(PROBLEM DETAILS) Pick out the lines below with "sieciowych" and list them.

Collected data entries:
———

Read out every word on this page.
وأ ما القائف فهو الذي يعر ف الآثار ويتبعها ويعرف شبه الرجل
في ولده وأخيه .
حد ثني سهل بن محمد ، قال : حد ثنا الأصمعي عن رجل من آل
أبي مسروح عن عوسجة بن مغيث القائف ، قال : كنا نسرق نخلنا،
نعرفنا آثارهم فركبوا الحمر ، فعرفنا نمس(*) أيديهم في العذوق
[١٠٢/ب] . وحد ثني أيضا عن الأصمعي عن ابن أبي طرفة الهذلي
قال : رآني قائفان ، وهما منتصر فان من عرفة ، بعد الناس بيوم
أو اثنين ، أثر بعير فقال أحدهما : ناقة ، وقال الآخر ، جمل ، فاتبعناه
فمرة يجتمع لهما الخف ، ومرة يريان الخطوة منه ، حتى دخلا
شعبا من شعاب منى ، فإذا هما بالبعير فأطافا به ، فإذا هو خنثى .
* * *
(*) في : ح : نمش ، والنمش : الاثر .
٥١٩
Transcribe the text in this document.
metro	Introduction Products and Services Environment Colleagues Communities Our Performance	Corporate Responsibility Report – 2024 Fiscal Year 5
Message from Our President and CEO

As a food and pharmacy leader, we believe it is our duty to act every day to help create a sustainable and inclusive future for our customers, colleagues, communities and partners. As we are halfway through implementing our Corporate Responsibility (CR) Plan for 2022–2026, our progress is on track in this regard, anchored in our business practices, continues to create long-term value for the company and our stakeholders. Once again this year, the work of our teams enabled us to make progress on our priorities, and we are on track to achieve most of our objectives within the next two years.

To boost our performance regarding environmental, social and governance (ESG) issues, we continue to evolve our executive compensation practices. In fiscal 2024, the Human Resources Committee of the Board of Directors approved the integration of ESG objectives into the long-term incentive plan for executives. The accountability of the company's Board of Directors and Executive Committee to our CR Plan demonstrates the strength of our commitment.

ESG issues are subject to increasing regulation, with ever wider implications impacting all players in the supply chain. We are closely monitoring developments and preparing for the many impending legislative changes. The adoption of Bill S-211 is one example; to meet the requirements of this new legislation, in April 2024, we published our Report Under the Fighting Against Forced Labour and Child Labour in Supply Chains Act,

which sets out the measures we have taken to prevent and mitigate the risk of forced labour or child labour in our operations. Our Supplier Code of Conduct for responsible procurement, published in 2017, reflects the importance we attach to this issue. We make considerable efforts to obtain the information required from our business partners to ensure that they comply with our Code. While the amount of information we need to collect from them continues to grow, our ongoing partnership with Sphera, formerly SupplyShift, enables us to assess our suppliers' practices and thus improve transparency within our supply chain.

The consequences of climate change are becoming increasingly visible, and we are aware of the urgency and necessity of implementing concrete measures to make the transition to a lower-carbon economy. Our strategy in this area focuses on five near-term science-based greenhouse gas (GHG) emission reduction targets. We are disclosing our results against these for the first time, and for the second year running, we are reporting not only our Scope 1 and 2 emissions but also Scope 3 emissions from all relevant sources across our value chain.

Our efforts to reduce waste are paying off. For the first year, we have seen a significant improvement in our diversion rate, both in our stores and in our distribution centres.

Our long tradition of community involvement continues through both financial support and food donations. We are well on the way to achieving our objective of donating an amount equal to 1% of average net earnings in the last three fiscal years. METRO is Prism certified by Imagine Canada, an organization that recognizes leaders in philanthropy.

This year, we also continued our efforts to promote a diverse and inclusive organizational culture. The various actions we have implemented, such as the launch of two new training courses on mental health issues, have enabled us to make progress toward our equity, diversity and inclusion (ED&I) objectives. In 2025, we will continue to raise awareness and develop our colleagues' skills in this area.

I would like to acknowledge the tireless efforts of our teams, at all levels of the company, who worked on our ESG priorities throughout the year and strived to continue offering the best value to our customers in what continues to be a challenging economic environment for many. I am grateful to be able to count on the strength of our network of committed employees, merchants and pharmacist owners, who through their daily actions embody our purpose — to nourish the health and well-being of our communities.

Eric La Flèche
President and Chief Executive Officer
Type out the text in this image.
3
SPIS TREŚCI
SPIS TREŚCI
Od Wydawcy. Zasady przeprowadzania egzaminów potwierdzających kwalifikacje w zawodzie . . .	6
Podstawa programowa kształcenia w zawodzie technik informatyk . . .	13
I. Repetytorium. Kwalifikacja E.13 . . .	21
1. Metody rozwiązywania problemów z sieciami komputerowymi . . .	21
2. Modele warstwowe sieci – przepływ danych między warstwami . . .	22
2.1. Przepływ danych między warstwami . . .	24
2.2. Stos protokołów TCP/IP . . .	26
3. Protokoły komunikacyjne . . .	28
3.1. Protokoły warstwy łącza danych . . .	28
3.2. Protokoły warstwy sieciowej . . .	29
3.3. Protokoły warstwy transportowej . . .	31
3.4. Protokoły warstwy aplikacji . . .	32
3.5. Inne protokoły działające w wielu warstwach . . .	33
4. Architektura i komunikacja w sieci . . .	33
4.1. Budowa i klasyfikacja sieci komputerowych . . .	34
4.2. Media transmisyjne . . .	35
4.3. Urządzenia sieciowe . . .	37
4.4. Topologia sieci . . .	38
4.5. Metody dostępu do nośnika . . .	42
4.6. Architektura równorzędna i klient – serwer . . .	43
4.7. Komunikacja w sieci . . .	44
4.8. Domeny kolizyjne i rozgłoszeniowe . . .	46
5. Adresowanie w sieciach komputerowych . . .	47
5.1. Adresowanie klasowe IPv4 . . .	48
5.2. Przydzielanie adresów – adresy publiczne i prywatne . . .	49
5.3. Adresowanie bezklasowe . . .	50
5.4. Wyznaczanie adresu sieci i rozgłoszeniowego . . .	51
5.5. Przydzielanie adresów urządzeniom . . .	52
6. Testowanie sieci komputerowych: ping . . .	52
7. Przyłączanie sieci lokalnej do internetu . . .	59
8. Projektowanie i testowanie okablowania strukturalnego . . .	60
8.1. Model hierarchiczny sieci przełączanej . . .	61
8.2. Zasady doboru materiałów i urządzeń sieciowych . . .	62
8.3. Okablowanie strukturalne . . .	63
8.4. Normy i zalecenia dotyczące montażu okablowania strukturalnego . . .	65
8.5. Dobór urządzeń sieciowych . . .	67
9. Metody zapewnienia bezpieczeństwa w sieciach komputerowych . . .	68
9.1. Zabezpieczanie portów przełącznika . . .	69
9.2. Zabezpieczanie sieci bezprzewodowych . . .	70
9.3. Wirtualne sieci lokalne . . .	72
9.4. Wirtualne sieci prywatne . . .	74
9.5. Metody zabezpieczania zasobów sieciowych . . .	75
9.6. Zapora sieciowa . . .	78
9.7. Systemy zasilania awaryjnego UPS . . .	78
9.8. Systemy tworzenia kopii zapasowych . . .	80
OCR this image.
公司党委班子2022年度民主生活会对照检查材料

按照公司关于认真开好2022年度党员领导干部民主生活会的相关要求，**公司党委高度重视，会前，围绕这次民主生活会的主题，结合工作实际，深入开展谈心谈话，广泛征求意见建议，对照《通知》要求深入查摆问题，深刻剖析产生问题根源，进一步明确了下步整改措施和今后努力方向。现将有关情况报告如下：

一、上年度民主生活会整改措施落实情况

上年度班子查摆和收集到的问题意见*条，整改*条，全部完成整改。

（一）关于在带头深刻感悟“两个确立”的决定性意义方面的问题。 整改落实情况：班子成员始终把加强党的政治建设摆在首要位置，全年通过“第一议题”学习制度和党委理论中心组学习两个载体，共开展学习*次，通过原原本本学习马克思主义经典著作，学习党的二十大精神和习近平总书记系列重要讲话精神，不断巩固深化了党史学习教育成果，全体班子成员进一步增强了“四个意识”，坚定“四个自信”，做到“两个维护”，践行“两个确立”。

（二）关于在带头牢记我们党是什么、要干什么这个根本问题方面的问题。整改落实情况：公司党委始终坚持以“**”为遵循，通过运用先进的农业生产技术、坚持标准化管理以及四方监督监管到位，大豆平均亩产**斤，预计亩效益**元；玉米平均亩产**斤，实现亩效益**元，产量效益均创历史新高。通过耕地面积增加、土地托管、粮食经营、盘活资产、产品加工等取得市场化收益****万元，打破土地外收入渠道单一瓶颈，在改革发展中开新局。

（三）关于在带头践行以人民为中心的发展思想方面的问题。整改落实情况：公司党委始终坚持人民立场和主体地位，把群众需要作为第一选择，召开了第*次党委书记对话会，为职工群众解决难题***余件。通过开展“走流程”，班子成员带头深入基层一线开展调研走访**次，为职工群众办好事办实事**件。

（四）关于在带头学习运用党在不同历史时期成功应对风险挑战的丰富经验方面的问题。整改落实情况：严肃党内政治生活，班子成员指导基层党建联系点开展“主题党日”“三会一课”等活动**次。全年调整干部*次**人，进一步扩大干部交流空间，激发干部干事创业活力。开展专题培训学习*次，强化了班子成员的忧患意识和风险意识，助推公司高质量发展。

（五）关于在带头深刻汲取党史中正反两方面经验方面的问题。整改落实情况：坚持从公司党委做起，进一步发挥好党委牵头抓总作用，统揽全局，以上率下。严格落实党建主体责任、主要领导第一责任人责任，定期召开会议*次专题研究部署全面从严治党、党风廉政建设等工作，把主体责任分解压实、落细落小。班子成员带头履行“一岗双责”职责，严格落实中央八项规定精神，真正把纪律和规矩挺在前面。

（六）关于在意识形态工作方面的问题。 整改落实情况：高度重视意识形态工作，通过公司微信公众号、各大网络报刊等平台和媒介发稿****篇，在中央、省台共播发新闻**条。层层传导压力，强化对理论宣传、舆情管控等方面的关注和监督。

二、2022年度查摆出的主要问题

———

(RESPONSE TO THIS EXERCISE)
8.2. Zasady doboru materiałów i urządzeń sieciowych . . .	62
8.5. Dobór urządzeń sieciowych . . .	67
9.5. Metody zabezpieczania zasobów sieciowych . . .	75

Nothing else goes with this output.